◆ **What is required**
Print all of the lines exactly. Any picture among them stays out.

A block of data:
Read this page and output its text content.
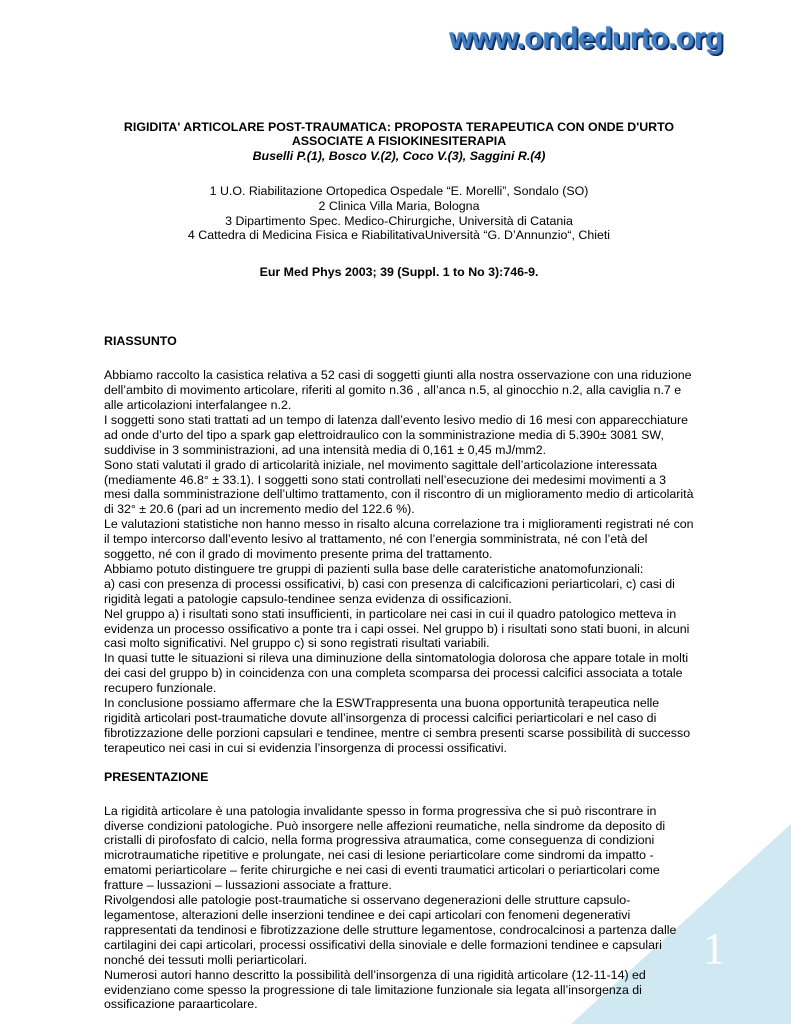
1
www.ondedurto.org

RIGIDITA' ARTICOLARE POST-TRAUMATICA: PROPOSTA TERAPEUTICA CON ONDE D'URTO
ASSOCIATE A FISIOKINESITERAPIA

Buselli P.(1), Bosco V.(2), Coco V.(3), Saggini R.(4)

1 U.O. Riabilitazione Ortopedica Ospedale “E. Morelli”, Sondalo (SO)
2 Clinica Villa Maria, Bologna
3 Dipartimento Spec. Medico-Chirurgiche, Università di Catania
4 Cattedra di Medicina Fisica e RiabilitativaUniversità “G. D’Annunzio“, Chieti

Eur Med Phys 2003; 39 (Suppl. 1 to No 3):746-9.

RIASSUNTO

Abbiamo raccolto la casistica relativa a 52 casi di soggetti giunti alla nostra osservazione con una riduzione dell’ambito di movimento articolare, riferiti al gomito n.36 , all’anca n.5, al ginocchio n.2, alla caviglia n.7 e alle articolazioni interfalangee n.2.

I soggetti sono stati trattati ad un tempo di latenza dall’evento lesivo medio di 16 mesi con apparecchiature ad onde d’urto del tipo a spark gap elettroidraulico con la somministrazione media di 5.390± 3081 SW, suddivise in 3 somministrazioni, ad una intensità media di 0,161 ± 0,45 mJ/mm2.

Sono stati valutati il grado di articolarità iniziale, nel movimento sagittale dell’articolazione interessata (mediamente 46.8° ± 33.1). I soggetti sono stati controllati nell’esecuzione dei medesimi movimenti a 3 mesi dalla somministrazione dell’ultimo trattamento, con il riscontro di un miglioramento medio di articolarità di 32° ± 20.6 (pari ad un incremento medio del 122.6 %).

Le valutazioni statistiche non hanno messo in risalto alcuna correlazione tra i miglioramenti registrati né con il tempo intercorso dall’evento lesivo al trattamento, né con l’energia somministrata, né con l’età del soggetto, né con il grado di movimento presente prima del trattamento.

Abbiamo potuto distinguere tre gruppi di pazienti sulla base delle carateristiche anatomofunzionali:

a) casi con presenza di processi ossificativi, b) casi con presenza di calcificazioni periarticolari, c) casi di rigidità legati a patologie capsulo-tendinee senza evidenza di ossificazioni.

Nel gruppo a) i risultati sono stati insufficienti, in particolare nei casi in cui il quadro patologico metteva in evidenza un processo ossificativo a ponte tra i capi ossei. Nel gruppo b) i risultati sono stati buoni, in alcuni casi molto significativi. Nel gruppo c) si sono registrati risultati variabili.

In quasi tutte le situazioni si rileva una diminuzione della sintomatologia dolorosa che appare totale in molti dei casi del gruppo b) in coincidenza con una completa scomparsa dei processi calcifici associata a totale recupero funzionale.

In conclusione possiamo affermare che la ESWTrappresenta una buona opportunità terapeutica nelle rigidità articolari post-traumatiche dovute all’insorgenza di processi calcifici periarticolari e nel caso di fibrotizzazione delle porzioni capsulari e tendinee, mentre ci sembra presenti scarse possibilità di successo terapeutico nei casi in cui si evidenzia l’insorgenza di processi ossificativi.

PRESENTAZIONE

La rigidità articolare è una patologia invalidante spesso in forma progressiva che si può riscontrare in diverse condizioni patologiche. Può insorgere nelle affezioni reumatiche, nella sindrome da deposito di cristalli di pirofosfato di calcio, nella forma progressiva atraumatica, come conseguenza di condizioni microtraumatiche ripetitive e prolungate, nei casi di lesione periarticolare come sindromi da impatto - ematomi periarticolare – ferite chirurgiche e nei casi di eventi traumatici articolari o periarticolari come fratture – lussazioni – lussazioni associate a fratture.

Rivolgendosi alle patologie post-traumatiche si osservano degenerazioni delle strutture capsulo-legamentose, alterazioni delle inserzioni tendinee e dei capi articolari con fenomeni degenerativi rappresentati da tendinosi e fibrotizzazione delle strutture legamentose, condrocalcinosi a partenza dalle cartilagini dei capi articolari, processi ossificativi della sinoviale e delle formazioni tendinee e capsulari nonché dei tessuti molli periarticolari.

Numerosi autori hanno descritto la possibilità dell’insorgenza di una rigidità articolare (12-11-14) ed evidenziano come spesso la progressione di tale limitazione funzionale sia legata all’insorgenza di ossificazione paraarticolare.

◆ **Right answer**
Read this page and output its text content.
1
www.ondedurto.org

RIGIDITA' ARTICOLARE POST-TRAUMATICA: PROPOSTA TERAPEUTICA CON ONDE D'URTO
ASSOCIATE A FISIOKINESITERAPIA

Buselli P.(1), Bosco V.(2), Coco V.(3), Saggini R.(4)

1 U.O. Riabilitazione Ortopedica Ospedale “E. Morelli”, Sondalo (SO)
2 Clinica Villa Maria, Bologna
3 Dipartimento Spec. Medico-Chirurgiche, Università di Catania
4 Cattedra di Medicina Fisica e RiabilitativaUniversità “G. D’Annunzio“, Chieti

Eur Med Phys 2003; 39 (Suppl. 1 to No 3):746-9.

RIASSUNTO

Abbiamo raccolto la casistica relativa a 52 casi di soggetti giunti alla nostra osservazione con una riduzione dell’ambito di movimento articolare, riferiti al gomito n.36 , all’anca n.5, al ginocchio n.2, alla caviglia n.7 e alle articolazioni interfalangee n.2.

I soggetti sono stati trattati ad un tempo di latenza dall’evento lesivo medio di 16 mesi con apparecchiature ad onde d’urto del tipo a spark gap elettroidraulico con la somministrazione media di 5.390± 3081 SW, suddivise in 3 somministrazioni, ad una intensità media di 0,161 ± 0,45 mJ/mm2.

Sono stati valutati il grado di articolarità iniziale, nel movimento sagittale dell’articolazione interessata (mediamente 46.8° ± 33.1). I soggetti sono stati controllati nell’esecuzione dei medesimi movimenti a 3 mesi dalla somministrazione dell’ultimo trattamento, con il riscontro di un miglioramento medio di articolarità di 32° ± 20.6 (pari ad un incremento medio del 122.6 %).

Le valutazioni statistiche non hanno messo in risalto alcuna correlazione tra i miglioramenti registrati né con il tempo intercorso dall’evento lesivo al trattamento, né con l’energia somministrata, né con l’età del soggetto, né con il grado di movimento presente prima del trattamento.

Abbiamo potuto distinguere tre gruppi di pazienti sulla base delle carateristiche anatomofunzionali:

a) casi con presenza di processi ossificativi, b) casi con presenza di calcificazioni periarticolari, c) casi di rigidità legati a patologie capsulo-tendinee senza evidenza di ossificazioni.

Nel gruppo a) i risultati sono stati insufficienti, in particolare nei casi in cui il quadro patologico metteva in evidenza un processo ossificativo a ponte tra i capi ossei. Nel gruppo b) i risultati sono stati buoni, in alcuni casi molto significativi. Nel gruppo c) si sono registrati risultati variabili.

In quasi tutte le situazioni si rileva una diminuzione della sintomatologia dolorosa che appare totale in molti dei casi del gruppo b) in coincidenza con una completa scomparsa dei processi calcifici associata a totale recupero funzionale.

In conclusione possiamo affermare che la ESWTrappresenta una buona opportunità terapeutica nelle rigidità articolari post-traumatiche dovute all’insorgenza di processi calcifici periarticolari e nel caso di fibrotizzazione delle porzioni capsulari e tendinee, mentre ci sembra presenti scarse possibilità di successo terapeutico nei casi in cui si evidenzia l’insorgenza di processi ossificativi.

PRESENTAZIONE

La rigidità articolare è una patologia invalidante spesso in forma progressiva che si può riscontrare in diverse condizioni patologiche. Può insorgere nelle affezioni reumatiche, nella sindrome da deposito di cristalli di pirofosfato di calcio, nella forma progressiva atraumatica, come conseguenza di condizioni microtraumatiche ripetitive e prolungate, nei casi di lesione periarticolare come sindromi da impatto - ematomi periarticolare – ferite chirurgiche e nei casi di eventi traumatici articolari o periarticolari come fratture – lussazioni – lussazioni associate a fratture.

Rivolgendosi alle patologie post-traumatiche si osservano degenerazioni delle strutture capsulo-legamentose, alterazioni delle inserzioni tendinee e dei capi articolari con fenomeni degenerativi rappresentati da tendinosi e fibrotizzazione delle strutture legamentose, condrocalcinosi a partenza dalle cartilagini dei capi articolari, processi ossificativi della sinoviale e delle formazioni tendinee e capsulari nonché dei tessuti molli periarticolari.

Numerosi autori hanno descritto la possibilità dell’insorgenza di una rigidità articolare (12-11-14) ed evidenziano come spesso la progressione di tale limitazione funzionale sia legata all’insorgenza di ossificazione paraarticolare.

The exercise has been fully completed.